[Start]

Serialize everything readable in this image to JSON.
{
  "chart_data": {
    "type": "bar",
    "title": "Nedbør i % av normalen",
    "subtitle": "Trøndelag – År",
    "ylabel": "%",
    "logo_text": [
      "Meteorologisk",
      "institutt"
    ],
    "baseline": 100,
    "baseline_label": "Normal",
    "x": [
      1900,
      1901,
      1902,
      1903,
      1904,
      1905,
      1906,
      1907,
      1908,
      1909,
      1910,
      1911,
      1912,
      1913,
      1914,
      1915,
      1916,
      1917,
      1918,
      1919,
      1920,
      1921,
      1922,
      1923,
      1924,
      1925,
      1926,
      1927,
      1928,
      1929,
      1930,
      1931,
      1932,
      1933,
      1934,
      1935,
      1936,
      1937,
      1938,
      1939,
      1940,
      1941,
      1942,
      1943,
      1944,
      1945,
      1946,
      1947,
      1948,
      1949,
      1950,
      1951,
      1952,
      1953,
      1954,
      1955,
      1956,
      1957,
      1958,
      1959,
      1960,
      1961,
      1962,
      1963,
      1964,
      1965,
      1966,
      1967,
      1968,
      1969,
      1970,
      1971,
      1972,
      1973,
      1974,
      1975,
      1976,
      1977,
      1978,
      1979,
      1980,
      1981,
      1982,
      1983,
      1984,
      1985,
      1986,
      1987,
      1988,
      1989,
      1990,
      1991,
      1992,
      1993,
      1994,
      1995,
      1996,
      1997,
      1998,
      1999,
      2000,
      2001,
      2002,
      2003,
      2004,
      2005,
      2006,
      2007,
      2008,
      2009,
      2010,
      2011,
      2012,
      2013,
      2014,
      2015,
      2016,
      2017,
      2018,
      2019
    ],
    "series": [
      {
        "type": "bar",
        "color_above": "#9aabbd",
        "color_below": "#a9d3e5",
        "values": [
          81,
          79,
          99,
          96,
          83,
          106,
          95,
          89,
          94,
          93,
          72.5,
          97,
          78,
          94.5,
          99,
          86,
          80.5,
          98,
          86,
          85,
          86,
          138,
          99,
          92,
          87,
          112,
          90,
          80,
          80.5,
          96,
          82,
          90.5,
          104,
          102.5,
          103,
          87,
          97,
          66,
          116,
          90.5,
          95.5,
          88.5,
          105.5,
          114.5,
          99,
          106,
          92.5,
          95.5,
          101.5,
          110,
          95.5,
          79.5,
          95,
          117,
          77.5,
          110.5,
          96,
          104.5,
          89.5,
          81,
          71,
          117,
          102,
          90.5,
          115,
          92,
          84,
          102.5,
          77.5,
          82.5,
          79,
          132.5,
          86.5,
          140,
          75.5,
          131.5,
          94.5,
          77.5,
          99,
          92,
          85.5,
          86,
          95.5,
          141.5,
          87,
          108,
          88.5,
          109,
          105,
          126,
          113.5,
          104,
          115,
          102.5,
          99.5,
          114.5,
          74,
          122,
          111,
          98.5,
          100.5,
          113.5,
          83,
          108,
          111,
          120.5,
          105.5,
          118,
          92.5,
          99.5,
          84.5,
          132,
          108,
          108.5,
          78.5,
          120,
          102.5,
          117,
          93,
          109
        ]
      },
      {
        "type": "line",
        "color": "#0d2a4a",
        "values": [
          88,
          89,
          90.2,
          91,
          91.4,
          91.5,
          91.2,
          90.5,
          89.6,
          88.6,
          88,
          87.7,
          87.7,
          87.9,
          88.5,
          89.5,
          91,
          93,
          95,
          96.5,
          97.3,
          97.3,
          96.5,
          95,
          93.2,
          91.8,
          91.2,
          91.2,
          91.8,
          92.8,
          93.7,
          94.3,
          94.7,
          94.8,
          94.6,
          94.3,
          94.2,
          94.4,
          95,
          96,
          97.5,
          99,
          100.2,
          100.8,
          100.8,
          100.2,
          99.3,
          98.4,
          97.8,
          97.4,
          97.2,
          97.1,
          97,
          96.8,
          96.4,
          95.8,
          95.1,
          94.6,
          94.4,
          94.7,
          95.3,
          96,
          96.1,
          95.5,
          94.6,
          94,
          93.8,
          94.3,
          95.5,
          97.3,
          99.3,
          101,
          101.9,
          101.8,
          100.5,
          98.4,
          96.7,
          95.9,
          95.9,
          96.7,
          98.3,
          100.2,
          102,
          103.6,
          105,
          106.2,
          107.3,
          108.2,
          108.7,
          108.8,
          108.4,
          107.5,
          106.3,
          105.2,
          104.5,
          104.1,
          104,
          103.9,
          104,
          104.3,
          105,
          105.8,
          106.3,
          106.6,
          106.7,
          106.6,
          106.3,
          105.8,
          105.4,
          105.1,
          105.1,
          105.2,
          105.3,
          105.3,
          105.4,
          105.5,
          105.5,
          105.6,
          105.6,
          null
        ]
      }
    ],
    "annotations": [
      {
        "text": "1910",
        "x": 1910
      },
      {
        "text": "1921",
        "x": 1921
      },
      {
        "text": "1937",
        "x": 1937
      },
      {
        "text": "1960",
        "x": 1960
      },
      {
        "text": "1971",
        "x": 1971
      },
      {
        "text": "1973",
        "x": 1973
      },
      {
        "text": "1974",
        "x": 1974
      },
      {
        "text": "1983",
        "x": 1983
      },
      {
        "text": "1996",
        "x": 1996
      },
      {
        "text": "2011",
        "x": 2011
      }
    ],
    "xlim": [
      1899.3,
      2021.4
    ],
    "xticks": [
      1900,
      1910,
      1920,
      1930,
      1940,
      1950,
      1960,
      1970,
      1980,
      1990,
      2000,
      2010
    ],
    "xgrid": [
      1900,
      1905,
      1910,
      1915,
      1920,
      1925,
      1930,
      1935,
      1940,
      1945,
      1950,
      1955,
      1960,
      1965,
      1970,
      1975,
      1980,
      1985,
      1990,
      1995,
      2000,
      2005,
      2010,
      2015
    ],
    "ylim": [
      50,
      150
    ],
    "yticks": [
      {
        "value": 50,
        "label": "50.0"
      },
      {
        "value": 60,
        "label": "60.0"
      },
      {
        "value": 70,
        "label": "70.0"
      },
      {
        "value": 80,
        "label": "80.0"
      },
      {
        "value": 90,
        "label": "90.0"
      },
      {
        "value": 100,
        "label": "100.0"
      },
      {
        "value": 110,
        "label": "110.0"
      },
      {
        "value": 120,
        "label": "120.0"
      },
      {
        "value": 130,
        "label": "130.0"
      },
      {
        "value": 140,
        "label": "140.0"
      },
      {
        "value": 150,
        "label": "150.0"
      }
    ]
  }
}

[End]

▶ _WHAT THE TASK ASKS_
Retype all of the data shown above, word for word.

▶ _EXERCISE OUTPUT_
Serialize everything readable in this image to JSON.
{
  "chart_data": {
    "type": "bar",
    "title": "Nedbør i % av normalen",
    "subtitle": "Trøndelag – År",
    "ylabel": "%",
    "logo_text": [
      "Meteorologisk",
      "institutt"
    ],
    "baseline": 100,
    "baseline_label": "Normal",
    "x": [
      1900,
      1901,
      1902,
      1903,
      1904,
      1905,
      1906,
      1907,
      1908,
      1909,
      1910,
      1911,
      1912,
      1913,
      1914,
      1915,
      1916,
      1917,
      1918,
      1919,
      1920,
      1921,
      1922,
      1923,
      1924,
      1925,
      1926,
      1927,
      1928,
      1929,
      1930,
      1931,
      1932,
      1933,
      1934,
      1935,
      1936,
      1937,
      1938,
      1939,
      1940,
      1941,
      1942,
      1943,
      1944,
      1945,
      1946,
      1947,
      1948,
      1949,
      1950,
      1951,
      1952,
      1953,
      1954,
      1955,
      1956,
      1957,
      1958,
      1959,
      1960,
      1961,
      1962,
      1963,
      1964,
      1965,
      1966,
      1967,
      1968,
      1969,
      1970,
      1971,
      1972,
      1973,
      1974,
      1975,
      1976,
      1977,
      1978,
      1979,
      1980,
      1981,
      1982,
      1983,
      1984,
      1985,
      1986,
      1987,
      1988,
      1989,
      1990,
      1991,
      1992,
      1993,
      1994,
      1995,
      1996,
      1997,
      1998,
      1999,
      2000,
      2001,
      2002,
      2003,
      2004,
      2005,
      2006,
      2007,
      2008,
      2009,
      2010,
      2011,
      2012,
      2013,
      2014,
      2015,
      2016,
      2017,
      2018,
      2019
    ],
    "series": [
      {
        "type": "bar",
        "color_above": "#9aabbd",
        "color_below": "#a9d3e5",
        "values": [
          81,
          79,
          99,
          96,
          83,
          106,
          95,
          89,
          94,
          93,
          72.5,
          97,
          78,
          94.5,
          99,
          86,
          80.5,
          98,
          86,
          85,
          86,
          138,
          99,
          92,
          87,
          112,
          90,
          80,
          80.5,
          96,
          82,
          90.5,
          104,
          102.5,
          103,
          87,
          97,
          66,
          116,
          90.5,
          95.5,
          88.5,
          105.5,
          114.5,
          99,
          106,
          92.5,
          95.5,
          101.5,
          110,
          95.5,
          79.5,
          95,
          117,
          77.5,
          110.5,
          96,
          104.5,
          89.5,
          81,
          71,
          117,
          102,
          90.5,
          115,
          92,
          84,
          102.5,
          77.5,
          82.5,
          79,
          132.5,
          86.5,
          140,
          75.5,
          131.5,
          94.5,
          77.5,
          99,
          92,
          85.5,
          86,
          95.5,
          141.5,
          87,
          108,
          88.5,
          109,
          105,
          126,
          113.5,
          104,
          115,
          102.5,
          99.5,
          114.5,
          74,
          122,
          111,
          98.5,
          100.5,
          113.5,
          83,
          108,
          111,
          120.5,
          105.5,
          118,
          92.5,
          99.5,
          84.5,
          132,
          108,
          108.5,
          78.5,
          120,
          102.5,
          117,
          93,
          109
        ]
      },
      {
        "type": "line",
        "color": "#0d2a4a",
        "values": [
          88,
          89,
          90.2,
          91,
          91.4,
          91.5,
          91.2,
          90.5,
          89.6,
          88.6,
          88,
          87.7,
          87.7,
          87.9,
          88.5,
          89.5,
          91,
          93,
          95,
          96.5,
          97.3,
          97.3,
          96.5,
          95,
          93.2,
          91.8,
          91.2,
          91.2,
          91.8,
          92.8,
          93.7,
          94.3,
          94.7,
          94.8,
          94.6,
          94.3,
          94.2,
          94.4,
          95,
          96,
          97.5,
          99,
          100.2,
          100.8,
          100.8,
          100.2,
          99.3,
          98.4,
          97.8,
          97.4,
          97.2,
          97.1,
          97,
          96.8,
          96.4,
          95.8,
          95.1,
          94.6,
          94.4,
          94.7,
          95.3,
          96,
          96.1,
          95.5,
          94.6,
          94,
          93.8,
          94.3,
          95.5,
          97.3,
          99.3,
          101,
          101.9,
          101.8,
          100.5,
          98.4,
          96.7,
          95.9,
          95.9,
          96.7,
          98.3,
          100.2,
          102,
          103.6,
          105,
          106.2,
          107.3,
          108.2,
          108.7,
          108.8,
          108.4,
          107.5,
          106.3,
          105.2,
          104.5,
          104.1,
          104,
          103.9,
          104,
          104.3,
          105,
          105.8,
          106.3,
          106.6,
          106.7,
          106.6,
          106.3,
          105.8,
          105.4,
          105.1,
          105.1,
          105.2,
          105.3,
          105.3,
          105.4,
          105.5,
          105.5,
          105.6,
          105.6,
          null
        ]
      }
    ],
    "annotations": [
      {
        "text": "1910",
        "x": 1910
      },
      {
        "text": "1921",
        "x": 1921
      },
      {
        "text": "1937",
        "x": 1937
      },
      {
        "text": "1960",
        "x": 1960
      },
      {
        "text": "1971",
        "x": 1971
      },
      {
        "text": "1973",
        "x": 1973
      },
      {
        "text": "1974",
        "x": 1974
      },
      {
        "text": "1983",
        "x": 1983
      },
      {
        "text": "1996",
        "x": 1996
      },
      {
        "text": "2011",
        "x": 2011
      }
    ],
    "xlim": [
      1899.3,
      2021.4
    ],
    "xticks": [
      1900,
      1910,
      1920,
      1930,
      1940,
      1950,
      1960,
      1970,
      1980,
      1990,
      2000,
      2010
    ],
    "xgrid": [
      1900,
      1905,
      1910,
      1915,
      1920,
      1925,
      1930,
      1935,
      1940,
      1945,
      1950,
      1955,
      1960,
      1965,
      1970,
      1975,
      1980,
      1985,
      1990,
      1995,
      2000,
      2005,
      2010,
      2015
    ],
    "ylim": [
      50,
      150
    ],
    "yticks": [
      {
        "value": 50,
        "label": "50.0"
      },
      {
        "value": 60,
        "label": "60.0"
      },
      {
        "value": 70,
        "label": "70.0"
      },
      {
        "value": 80,
        "label": "80.0"
      },
      {
        "value": 90,
        "label": "90.0"
      },
      {
        "value": 100,
        "label": "100.0"
      },
      {
        "value": 110,
        "label": "110.0"
      },
      {
        "value": 120,
        "label": "120.0"
      },
      {
        "value": 130,
        "label": "130.0"
      },
      {
        "value": 140,
        "label": "140.0"
      },
      {
        "value": 150,
        "label": "150.0"
      }
    ]
  }
}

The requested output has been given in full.